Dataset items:
───
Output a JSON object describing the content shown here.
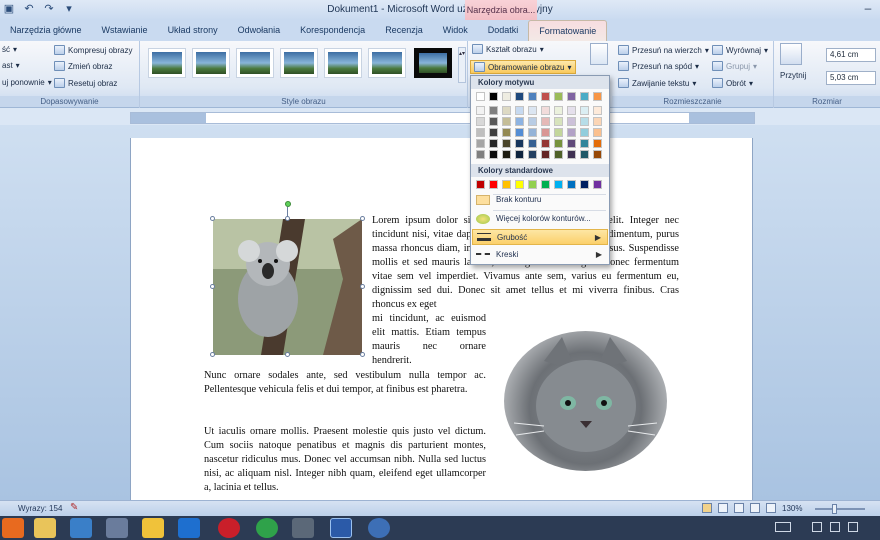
{
  "window": {
    "title": "Dokument1 - Microsoft Word użytek niekomercyjny",
    "context_title": "Narzędzia obra..."
  },
  "tabs": [
    {
      "label": "Narzędzia główne"
    },
    {
      "label": "Wstawianie"
    },
    {
      "label": "Układ strony"
    },
    {
      "label": "Odwołania"
    },
    {
      "label": "Korespondencja"
    },
    {
      "label": "Recenzja"
    },
    {
      "label": "Widok"
    },
    {
      "label": "Dodatki"
    },
    {
      "label": "Formatowanie"
    }
  ],
  "ribbon": {
    "adjust": {
      "label": "Dopasowywanie",
      "left_items": [
        "ść",
        "ast",
        "uj ponownie"
      ],
      "compress": "Kompresuj obrazy",
      "change": "Zmień obraz",
      "reset": "Resetuj obraz"
    },
    "styles": {
      "label": "Style obrazu",
      "shape": "Kształt obrazu",
      "border": "Obramowanie obrazu"
    },
    "arrange": {
      "label": "Rozmieszczanie",
      "front": "Przesuń na wierzch",
      "back": "Przesuń na spód",
      "wrap": "Zawijanie tekstu",
      "align": "Wyrównaj",
      "group": "Grupuj",
      "rotate": "Obrót"
    },
    "size": {
      "label": "Rozmiar",
      "crop": "Przytnij",
      "height": "4,61 cm",
      "width": "5,03 cm"
    }
  },
  "dropdown": {
    "theme_header": "Kolory motywu",
    "standard_header": "Kolory standardowe",
    "no_outline": "Brak konturu",
    "more_colors": "Więcej kolorów konturów...",
    "weight": "Grubość",
    "dashes": "Kreski",
    "theme_top": [
      "#ffffff",
      "#000000",
      "#eeece1",
      "#1f497d",
      "#4f81bd",
      "#c0504d",
      "#9bbb59",
      "#8064a2",
      "#4bacc6",
      "#f79646"
    ],
    "theme_shades": [
      [
        "#f2f2f2",
        "#7f7f7f",
        "#ddd9c3",
        "#c6d9f0",
        "#dbe5f1",
        "#f2dcdb",
        "#ebf1dd",
        "#e5e0ec",
        "#dbeef3",
        "#fdeada"
      ],
      [
        "#d8d8d8",
        "#595959",
        "#c4bd97",
        "#8db3e2",
        "#b8cce4",
        "#e5b9b7",
        "#d7e3bc",
        "#ccc1d9",
        "#b7dde8",
        "#fbd5b5"
      ],
      [
        "#bfbfbf",
        "#3f3f3f",
        "#938953",
        "#548dd4",
        "#95b3d7",
        "#d99694",
        "#c3d69b",
        "#b2a2c7",
        "#92cddc",
        "#fac08f"
      ],
      [
        "#a5a5a5",
        "#262626",
        "#494429",
        "#17365d",
        "#366092",
        "#953734",
        "#76923c",
        "#5f497a",
        "#31859b",
        "#e36c09"
      ],
      [
        "#7f7f7f",
        "#0c0c0c",
        "#1d1b10",
        "#0f243e",
        "#244061",
        "#632423",
        "#4f6128",
        "#3f3151",
        "#205867",
        "#974806"
      ]
    ],
    "standard": [
      "#c00000",
      "#ff0000",
      "#ffc000",
      "#ffff00",
      "#92d050",
      "#00b050",
      "#00b0f0",
      "#0070c0",
      "#002060",
      "#7030a0"
    ]
  },
  "doc": {
    "para1_right": "Lorem ipsum dolor sit amet, consectetur adipiscing elit. Integer nec tincidunt nisi, vitae dapibus quam. Duis in pulvinar condimentum, purus massa rhoncus diam, in pulvinar convallis ante est eu risus. Suspendisse mollis et sed mauris lacinia, et congue felis congue. Donec fermentum vitae sem vel imperdiet. Vivamus ante sem, varius eu fermentum eu, dignissim sed dui. Donec sit amet tellus et mi viverra finibus. Cras rhoncus ex eget",
    "para1_narrow": "mi tincidunt, ac euismod elit mattis. Etiam tempus mauris nec ornare hendrerit.",
    "para1_full": "Nunc ornare sodales ante, sed vestibulum nulla tempor ac. Pellentesque vehicula felis et dui tempor, at finibus est pharetra.",
    "para2": "Ut iaculis ornare mollis. Praesent molestie quis justo vel dictum. Cum sociis natoque penatibus et magnis dis parturient montes, nascetur ridiculus mus. Donec vel accumsan nibh. Nulla sed luctus nisi, ac aliquam nisl. Integer nibh quam, eleifend eget ullamcorper a, lacinia et tellus."
  },
  "status": {
    "words": "Wyrazy: 154",
    "zoom": "130%"
  }
}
───
* _Problem details_:
How many lines in the entries contain the string "mauris"? Answer with the number only.

* _Correct answer_:
2